What to work on
Copy the records verbatim from the line with "Give me the" to the line with "176, 607, 209)", inclusive of both, and omit the pictures.

Record list
-------------------------
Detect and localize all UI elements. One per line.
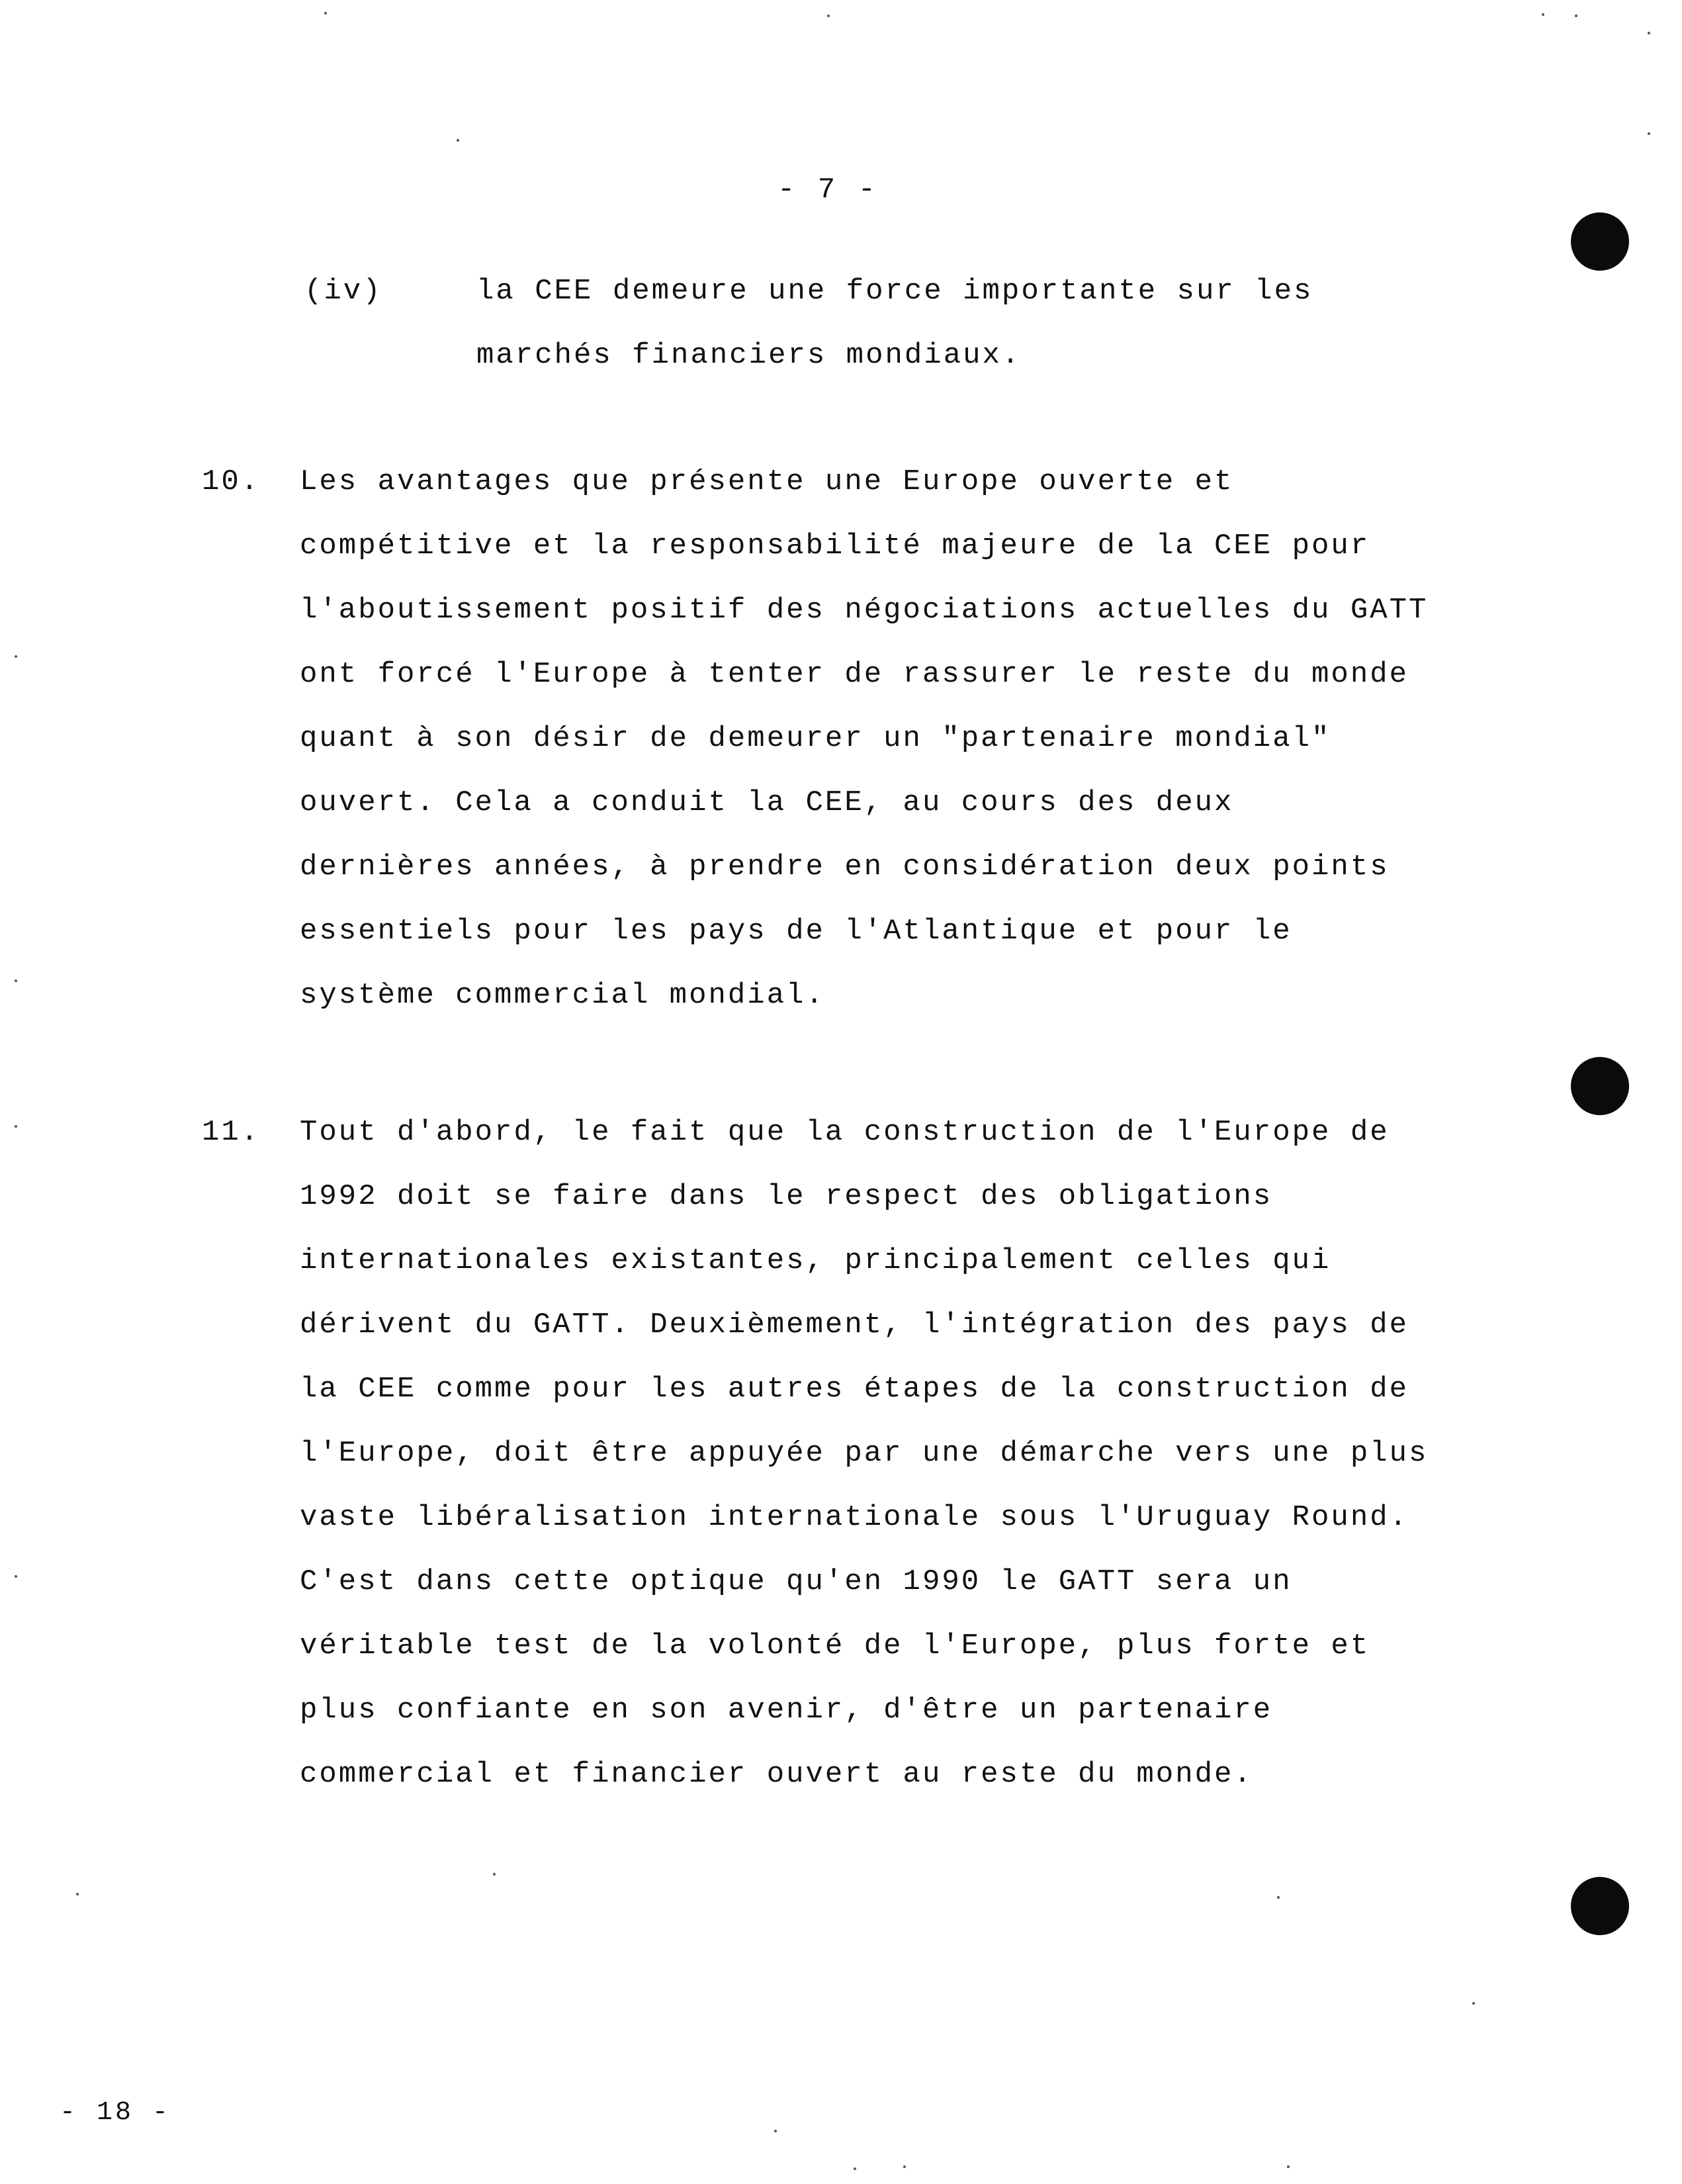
-------------------------
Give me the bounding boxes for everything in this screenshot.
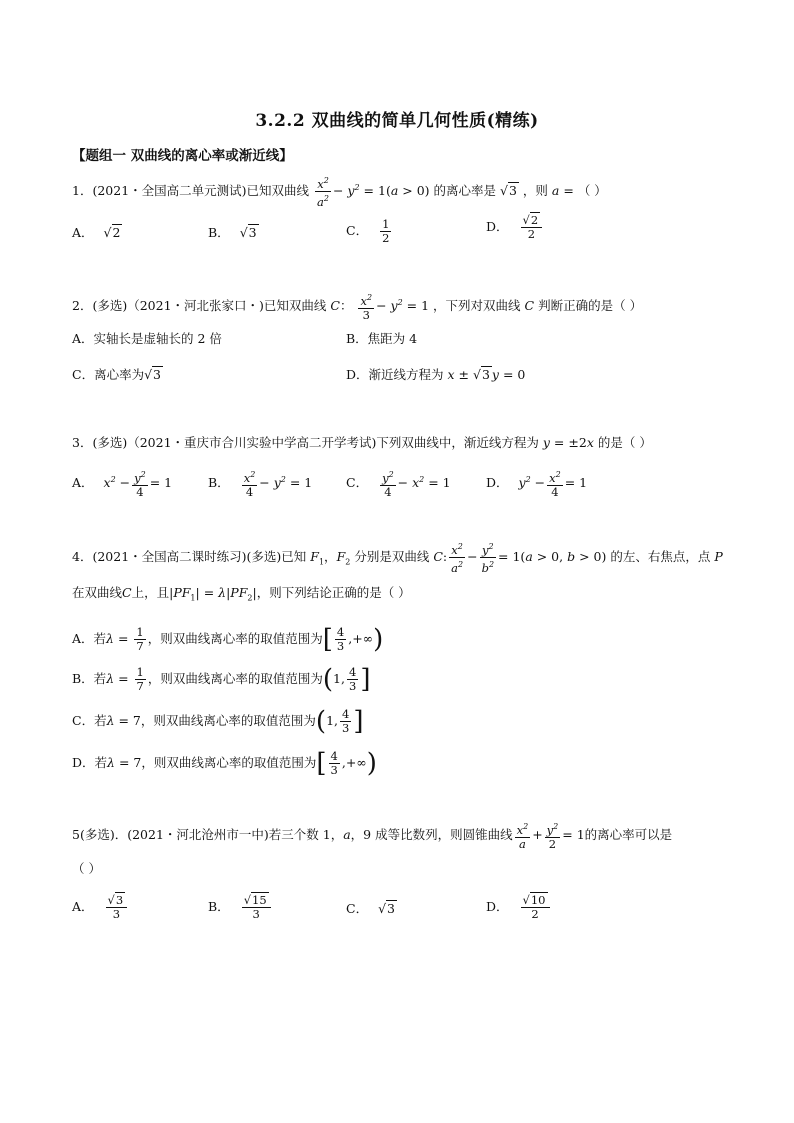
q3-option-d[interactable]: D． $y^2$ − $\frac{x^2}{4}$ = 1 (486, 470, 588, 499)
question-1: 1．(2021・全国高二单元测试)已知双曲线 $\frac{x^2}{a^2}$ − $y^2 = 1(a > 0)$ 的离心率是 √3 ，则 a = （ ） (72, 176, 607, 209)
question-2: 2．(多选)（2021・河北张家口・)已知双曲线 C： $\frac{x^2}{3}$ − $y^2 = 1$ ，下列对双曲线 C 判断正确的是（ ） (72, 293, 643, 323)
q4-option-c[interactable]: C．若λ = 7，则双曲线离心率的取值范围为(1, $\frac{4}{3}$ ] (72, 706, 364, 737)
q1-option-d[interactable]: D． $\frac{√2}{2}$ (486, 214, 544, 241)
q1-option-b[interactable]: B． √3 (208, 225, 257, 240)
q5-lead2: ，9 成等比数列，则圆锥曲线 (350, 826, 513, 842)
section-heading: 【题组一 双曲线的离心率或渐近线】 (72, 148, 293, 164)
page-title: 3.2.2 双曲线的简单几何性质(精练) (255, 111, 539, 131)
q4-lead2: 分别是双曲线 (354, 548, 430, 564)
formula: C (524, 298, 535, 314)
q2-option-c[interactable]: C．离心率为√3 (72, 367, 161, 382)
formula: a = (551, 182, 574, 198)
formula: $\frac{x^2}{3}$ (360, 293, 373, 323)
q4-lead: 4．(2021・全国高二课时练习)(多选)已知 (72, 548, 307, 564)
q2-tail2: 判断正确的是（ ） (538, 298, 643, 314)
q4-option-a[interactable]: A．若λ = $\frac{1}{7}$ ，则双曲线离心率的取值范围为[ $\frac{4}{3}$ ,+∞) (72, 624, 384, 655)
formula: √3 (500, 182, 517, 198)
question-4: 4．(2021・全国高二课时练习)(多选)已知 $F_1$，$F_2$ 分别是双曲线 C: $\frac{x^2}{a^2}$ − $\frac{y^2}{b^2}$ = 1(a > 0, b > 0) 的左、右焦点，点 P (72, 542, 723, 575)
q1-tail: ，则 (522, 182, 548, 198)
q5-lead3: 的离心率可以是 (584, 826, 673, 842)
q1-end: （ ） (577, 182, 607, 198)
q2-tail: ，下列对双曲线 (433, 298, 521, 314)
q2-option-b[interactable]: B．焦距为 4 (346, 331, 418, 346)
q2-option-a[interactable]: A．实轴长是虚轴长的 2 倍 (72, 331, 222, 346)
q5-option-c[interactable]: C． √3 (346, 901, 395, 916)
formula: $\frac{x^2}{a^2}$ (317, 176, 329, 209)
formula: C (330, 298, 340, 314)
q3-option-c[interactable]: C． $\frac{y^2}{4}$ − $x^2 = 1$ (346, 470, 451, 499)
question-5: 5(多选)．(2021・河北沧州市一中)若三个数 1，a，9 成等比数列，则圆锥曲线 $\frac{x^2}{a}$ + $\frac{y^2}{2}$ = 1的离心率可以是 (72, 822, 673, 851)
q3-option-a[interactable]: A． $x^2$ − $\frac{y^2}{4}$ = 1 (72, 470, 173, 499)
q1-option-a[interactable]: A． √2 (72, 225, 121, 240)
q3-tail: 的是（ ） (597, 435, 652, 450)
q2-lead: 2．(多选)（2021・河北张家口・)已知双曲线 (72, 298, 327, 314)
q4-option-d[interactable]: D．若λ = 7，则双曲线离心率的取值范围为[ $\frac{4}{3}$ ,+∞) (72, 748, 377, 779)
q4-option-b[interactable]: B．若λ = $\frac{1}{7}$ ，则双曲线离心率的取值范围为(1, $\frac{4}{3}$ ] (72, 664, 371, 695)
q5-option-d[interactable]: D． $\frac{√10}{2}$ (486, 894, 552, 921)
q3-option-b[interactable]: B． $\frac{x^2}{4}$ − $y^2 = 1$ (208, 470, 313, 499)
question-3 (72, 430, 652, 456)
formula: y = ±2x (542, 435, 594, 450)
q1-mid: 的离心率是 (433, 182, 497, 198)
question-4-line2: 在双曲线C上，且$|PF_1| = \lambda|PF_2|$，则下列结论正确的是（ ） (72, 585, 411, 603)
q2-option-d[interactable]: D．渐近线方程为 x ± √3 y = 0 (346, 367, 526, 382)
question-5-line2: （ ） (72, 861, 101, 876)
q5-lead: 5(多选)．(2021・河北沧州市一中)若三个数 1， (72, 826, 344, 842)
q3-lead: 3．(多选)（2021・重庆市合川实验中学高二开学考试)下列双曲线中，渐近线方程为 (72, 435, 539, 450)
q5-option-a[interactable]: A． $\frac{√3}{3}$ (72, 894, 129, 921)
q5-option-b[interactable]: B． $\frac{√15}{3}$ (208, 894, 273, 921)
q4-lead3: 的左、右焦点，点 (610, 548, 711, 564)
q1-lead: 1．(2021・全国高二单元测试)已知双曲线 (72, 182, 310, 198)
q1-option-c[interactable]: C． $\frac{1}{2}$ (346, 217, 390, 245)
-------------------------
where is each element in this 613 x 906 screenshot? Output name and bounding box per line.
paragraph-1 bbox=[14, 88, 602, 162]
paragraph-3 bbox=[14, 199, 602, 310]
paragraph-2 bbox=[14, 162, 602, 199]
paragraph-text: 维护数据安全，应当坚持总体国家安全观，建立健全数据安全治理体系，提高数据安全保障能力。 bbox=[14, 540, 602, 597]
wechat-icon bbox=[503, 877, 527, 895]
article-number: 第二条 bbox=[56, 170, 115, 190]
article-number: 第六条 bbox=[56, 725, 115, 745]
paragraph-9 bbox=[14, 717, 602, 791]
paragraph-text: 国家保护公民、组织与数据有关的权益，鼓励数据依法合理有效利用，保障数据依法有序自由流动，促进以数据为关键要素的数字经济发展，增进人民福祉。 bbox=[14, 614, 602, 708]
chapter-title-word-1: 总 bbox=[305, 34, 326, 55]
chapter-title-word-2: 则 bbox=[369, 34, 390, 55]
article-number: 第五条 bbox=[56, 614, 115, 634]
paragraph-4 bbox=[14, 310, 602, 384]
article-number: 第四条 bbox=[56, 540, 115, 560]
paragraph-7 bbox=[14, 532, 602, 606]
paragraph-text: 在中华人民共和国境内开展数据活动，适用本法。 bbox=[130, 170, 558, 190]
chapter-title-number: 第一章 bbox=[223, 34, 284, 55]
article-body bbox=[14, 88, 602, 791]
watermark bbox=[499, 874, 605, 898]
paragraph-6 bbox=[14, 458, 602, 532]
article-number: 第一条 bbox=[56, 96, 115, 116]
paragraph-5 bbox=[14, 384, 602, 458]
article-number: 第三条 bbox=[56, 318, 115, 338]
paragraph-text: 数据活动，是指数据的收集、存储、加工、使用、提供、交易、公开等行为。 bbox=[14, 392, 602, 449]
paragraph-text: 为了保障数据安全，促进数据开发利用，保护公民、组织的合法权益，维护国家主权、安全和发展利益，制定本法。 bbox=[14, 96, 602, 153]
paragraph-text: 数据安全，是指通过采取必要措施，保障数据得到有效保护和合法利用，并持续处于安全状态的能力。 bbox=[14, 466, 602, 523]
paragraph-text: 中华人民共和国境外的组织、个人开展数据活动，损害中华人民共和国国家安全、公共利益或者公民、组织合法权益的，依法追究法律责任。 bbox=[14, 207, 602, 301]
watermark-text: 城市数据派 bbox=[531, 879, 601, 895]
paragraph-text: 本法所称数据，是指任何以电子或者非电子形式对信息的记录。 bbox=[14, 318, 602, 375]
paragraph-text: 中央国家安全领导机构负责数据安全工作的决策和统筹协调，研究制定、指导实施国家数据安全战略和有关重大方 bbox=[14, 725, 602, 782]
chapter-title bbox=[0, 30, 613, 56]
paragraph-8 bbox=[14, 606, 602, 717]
-------------------------
Worked solution
Give me the bounding boxes for everything in this screenshot.
q3-option-d[interactable]: D． $y^2$ − $\frac{x^2}{4}$ = 1 (486, 470, 588, 499)
question-1: 1．(2021・全国高二单元测试)已知双曲线 $\frac{x^2}{a^2}$ − $y^2 = 1(a > 0)$ 的离心率是 √3 ，则 a = （ ） (72, 176, 607, 209)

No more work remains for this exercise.